Page text:
Wednesday, March 8, 2017

FEBRUARY 23 2017

Lucia Quaglietti, BoE: Is economic uncertainty holding back growth in the euro-area? This blog discusses the impact of economic uncertainty on euro-area activity. To do that, we built on the methodology developed for the UK by Haddow et al. (2013). Our analysis suggests that elevated economic uncertainty has been an important driver of euro-area GDP during the financial and sovereign crisis, detracting (on average) around 0.5 pp from annual euro-area growth in the period between 2008Q3 and 2011Q3.  As the shock unwound, GDP was boosted during the subsequent recovery. This analysis suggests that any further increase in uncertainty could have a materially negative impact on euro-area activity. Therefore, it needs to be carefully monitored by policy makers, particularly in the context of the upcoming political elections in a number of countries.
Gauti B. Eggertsson, Neil R. Mehrotra, Jacob A. Robbins, NBER: A Model of Secular Stagnation: Theory and Quantitative Evaluation. This paper formalizes and quantifies the secular stagnation hypothesis, defined as a persistently low or negative natural rate of interest leading to a chronically binding zero lower bound (ZLB). Output-inflation dynamics and policy prescriptions are fundamentally different than in the standard New Keynesian framework. Using a 56-period quantitative lifecycle model, a standard calibration to US data delivers a natural rate ranging from -1% to -2%, implying an elevated risk of ZLB episodes for the foreseeable future. We decompose the contribution of demographic and technological factors to the decline in interest rates since 1970 and quantify changes required to restore higher rates.
Italo Colantone, Piero Stanig, VOX: Globalisation and economic nationalism. The revival of nationalism in western Europe, which began in the 1990s, has been associated with increasing support for radical right parties. This column uses trade and election data to show that the radical right gets its biggest electoral boost in regions most exposed to Chinese exports. Within these regions communities vote homogenously, whether individuals work in affected industries or not.

Given entries:

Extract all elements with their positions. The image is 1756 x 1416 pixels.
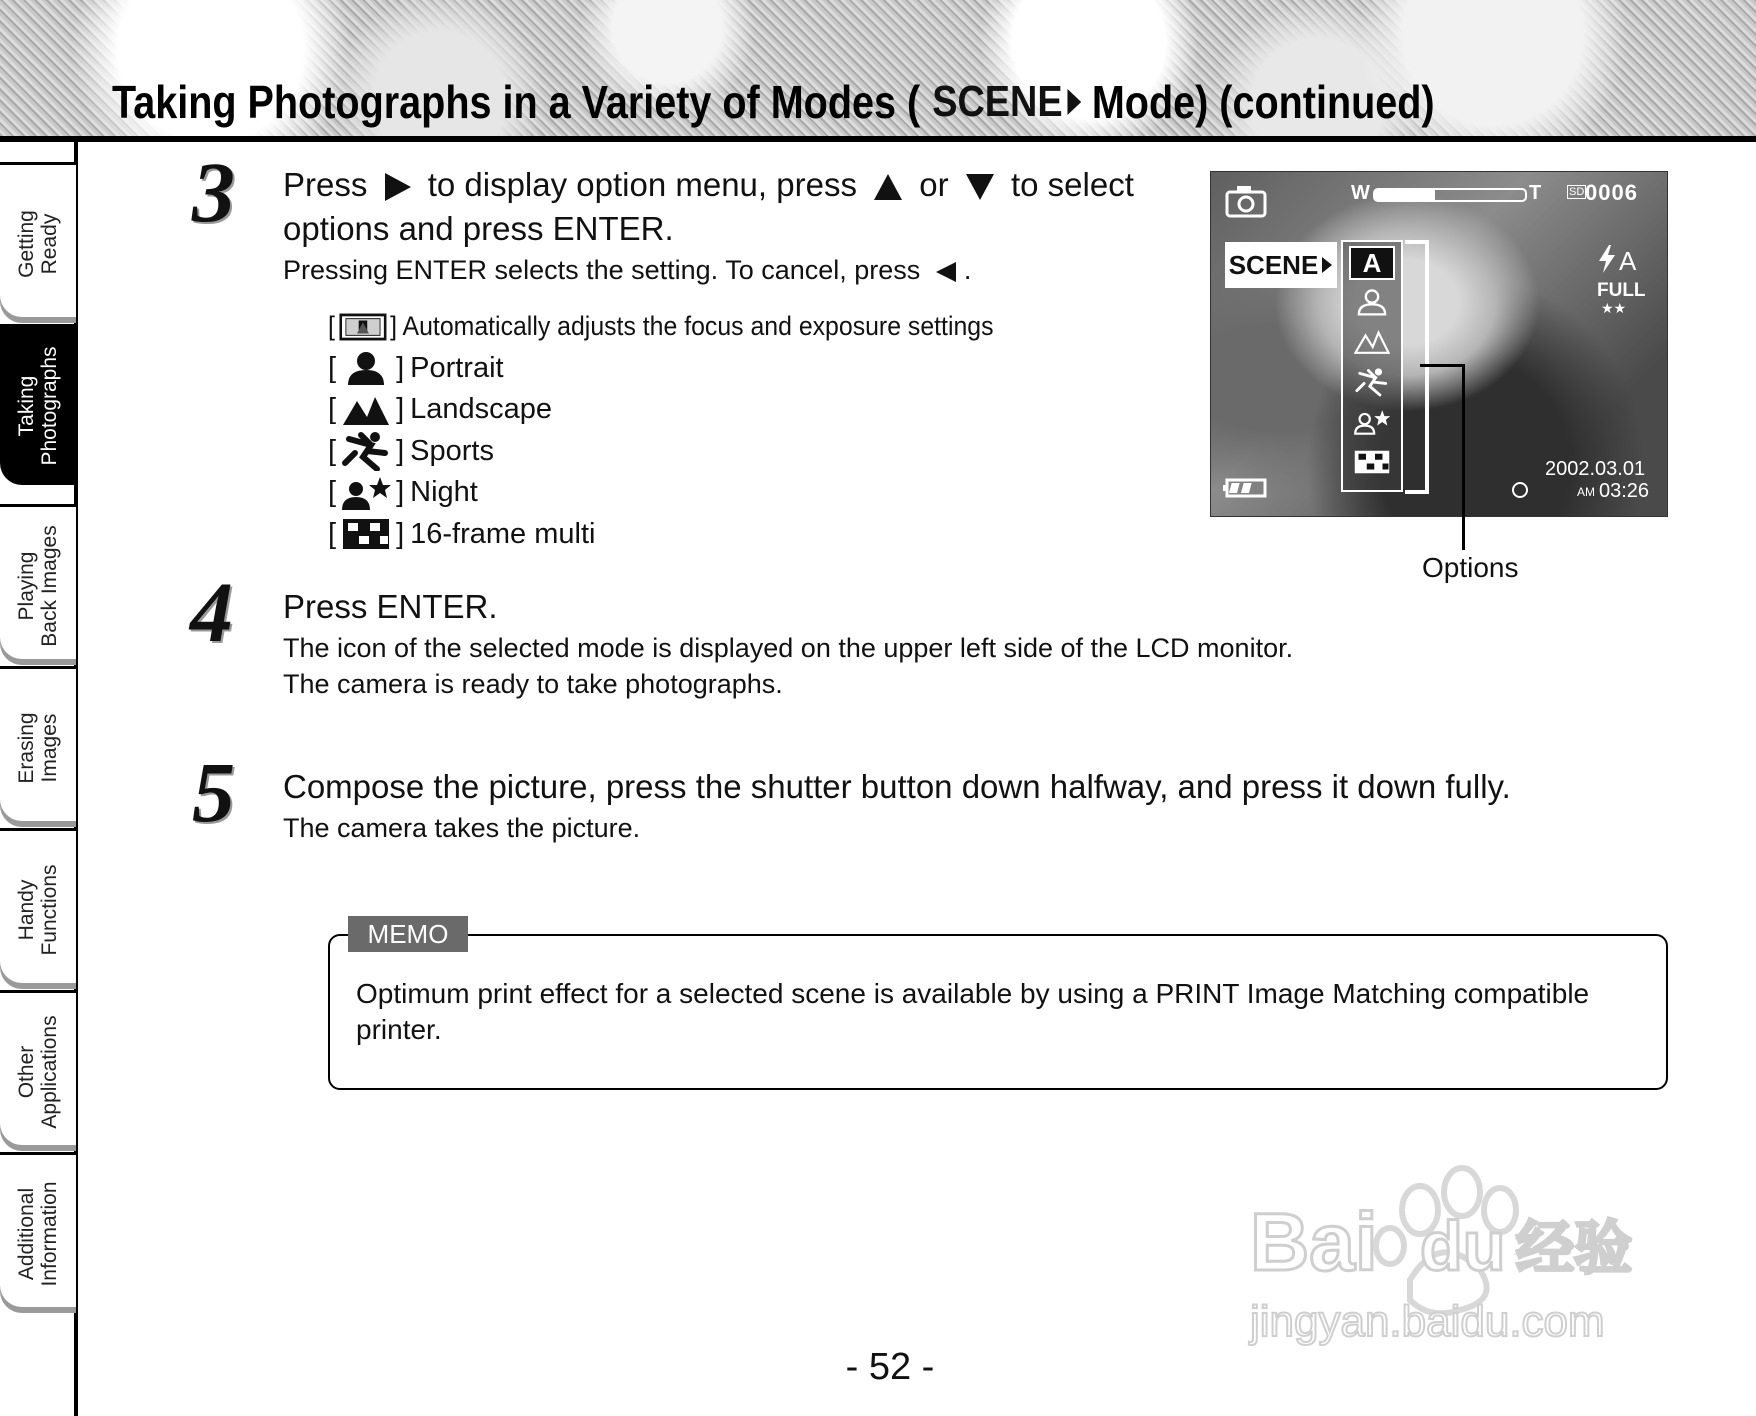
quality-stars: ★★ (1601, 300, 1627, 316)
step5-title: Compose the picture, press the shutter button down halfway, and press it down fully. (283, 768, 1511, 805)
bracket-open: [ (328, 434, 337, 467)
tab-label-line: Functions (38, 864, 61, 956)
play-right-icon (1066, 87, 1083, 117)
page-title-prefix: Taking Photographs in a Variety of Modes ( (112, 76, 921, 128)
option-label: Portrait (410, 351, 504, 384)
lcd-time: 03:26 (1599, 480, 1650, 502)
header-banner (0, 0, 1756, 140)
image-size: FULL (1597, 280, 1646, 301)
bracket-open: [ (328, 476, 337, 509)
tab-label-line: Applications (38, 1015, 61, 1129)
list-item (328, 431, 1051, 473)
step3-instruction-line2: options and press ENTER. (283, 210, 674, 247)
svg-text:du: du (1420, 1207, 1506, 1285)
zoom-bar (1373, 188, 1527, 202)
step3-sub-period: . (963, 255, 972, 285)
scene-mode-label: SCENE (932, 77, 1063, 126)
step3-text: Press (283, 166, 368, 203)
camera-icon (1225, 184, 1267, 218)
step3-cancel-note (283, 252, 971, 288)
night-icon (1343, 402, 1401, 442)
auto-icon (339, 312, 387, 342)
option-label: Automatically adjusts the focus and exposure settings (402, 311, 994, 342)
tab-label-line: Information (38, 1181, 61, 1287)
svg-text:经验: 经验 (1516, 1214, 1633, 1282)
tab-erasing-images[interactable] (0, 666, 76, 827)
step-number-5: 5 (192, 744, 235, 840)
list-item (328, 472, 1051, 514)
night-icon (340, 475, 392, 511)
list-item (328, 348, 1051, 390)
tab-taking-photographs[interactable] (0, 324, 76, 485)
tab-playing-back-images[interactable] (0, 504, 76, 665)
lcd-menu-auto-selected: A (1349, 246, 1395, 280)
bracket-close: ] (396, 517, 405, 550)
watermark-url: jingyan.baidu.com (1250, 1297, 1605, 1346)
page-number: - 52 - (845, 1346, 935, 1388)
list-item (328, 514, 1051, 556)
callout-line (1462, 364, 1465, 550)
flash-mode: A (1619, 246, 1637, 276)
tab-label-line: Playing (15, 551, 38, 621)
frame-counter: 0006 (1585, 180, 1638, 205)
tab-label-line: Taking (15, 375, 38, 437)
lcd-date: 2002.03.01 (1545, 458, 1646, 480)
bracket-close: ] (390, 311, 398, 342)
option-label: 16-frame multi (410, 517, 596, 550)
multi-frame-icon (1343, 442, 1401, 482)
left-arrow-icon (934, 260, 958, 284)
step4-description-1: The icon of the selected mode is displayed on the upper left side of the LCD monitor. (283, 633, 1294, 663)
step3-sub-text: Pressing ENTER selects the setting. To cancel, press (283, 255, 921, 285)
step3-text: to display option menu, press (427, 166, 857, 203)
scene-mode-chip (929, 77, 1087, 127)
step3-text: or (919, 166, 949, 203)
tab-label-line: Ready (38, 213, 61, 275)
callout-line (1420, 364, 1464, 367)
sd-card-icon: SD (1569, 186, 1585, 198)
bracket-close: ] (396, 434, 405, 467)
option-label: Landscape (410, 393, 553, 426)
tab-label-line: Other (15, 1045, 38, 1099)
zoom-tele-label: T (1529, 182, 1542, 204)
list-item (328, 306, 994, 348)
header-rule (0, 136, 1756, 142)
scene-option-list (328, 306, 1051, 555)
tab-getting-ready[interactable] (0, 162, 76, 323)
baidu-watermark (1240, 1150, 1660, 1350)
tab-label-line: Photographs (38, 346, 61, 466)
lcd-scene-text: SCENE (1228, 249, 1319, 280)
step5-description: The camera takes the picture. (283, 813, 641, 843)
bracket-close: ] (396, 393, 405, 426)
step3-text: to select (1010, 166, 1134, 203)
lcd-option-menu (1341, 240, 1403, 492)
bracket-open: [ (328, 517, 337, 550)
up-arrow-icon (872, 172, 904, 202)
play-right-icon (1321, 256, 1333, 274)
tab-label-line: Getting (15, 210, 38, 278)
step4-title: Press ENTER. (283, 588, 498, 625)
battery-icon (1223, 478, 1267, 498)
portrait-icon (1343, 282, 1401, 322)
bracket-open: [ (328, 311, 335, 342)
multi-frame-icon (340, 518, 392, 550)
tab-other-applications[interactable] (0, 990, 76, 1151)
lcd-ampm: AM (1577, 485, 1595, 499)
tab-additional-information[interactable] (0, 1152, 76, 1313)
step-number-4: 4 (190, 564, 233, 660)
baidu-paw-logo (1240, 1150, 1660, 1350)
right-arrow-icon (383, 171, 413, 203)
bracket-close: ] (396, 476, 405, 509)
landscape-icon (1343, 322, 1401, 362)
bracket-open: [ (328, 351, 337, 384)
option-label: Night (410, 476, 478, 509)
tab-label-line: Handy (15, 879, 38, 941)
step4-description-2: The camera is ready to take photographs. (283, 669, 783, 699)
option-label: Sports (410, 434, 494, 467)
lcd-options-bracket (1405, 240, 1429, 494)
zoom-wide-label: W (1351, 182, 1370, 204)
bracket-close: ] (396, 351, 405, 384)
options-callout-label: Options (1422, 552, 1519, 583)
tab-label-line: Images (38, 713, 61, 783)
list-item (328, 389, 1051, 431)
step-number-3: 3 (192, 144, 235, 240)
tab-label-line: Back Images (38, 525, 61, 647)
portrait-icon (340, 350, 392, 386)
step3-instruction-line1 (283, 164, 1134, 206)
sports-icon (1343, 362, 1401, 402)
flash-auto-icon (1597, 244, 1617, 274)
focus-indicator-icon (1511, 481, 1529, 499)
tab-label-line: Additional (15, 1187, 38, 1281)
lcd-scene-label (1225, 242, 1337, 288)
tab-handy-functions[interactable] (0, 828, 76, 989)
page-title (112, 72, 1435, 132)
tab-label-line: Erasing (15, 712, 38, 784)
down-arrow-icon (964, 172, 996, 202)
watermark-brand: Bai (1250, 1197, 1378, 1288)
bracket-open: [ (328, 393, 337, 426)
memo-tag: MEMO (348, 916, 468, 952)
landscape-icon (340, 393, 392, 427)
memo-text: Optimum print effect for a selected scene is available by using a PRINT Image Matching compatible printer. (356, 978, 1590, 1045)
page-title-suffix: Mode) (continued) (1091, 76, 1435, 128)
sports-icon (340, 431, 392, 471)
lcd-monitor-image (1210, 171, 1668, 517)
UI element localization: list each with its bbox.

The problem:
Using the economics research roundup, answer each question:
(a) On average, how much did elevated economic uncertainty detract from annual euro-area growth between 2008Q3 and 2011Q3?
(b) What range for the natural rate does a standard calibration to US data deliver in the secular stagnation model?
(c) In which regions does the radical right get its biggest electoral boost?

Task output:
(a) Around 0.5 percentage points.
(b) From -1% to -2%.
(c) In the regions most exposed to Chinese exports.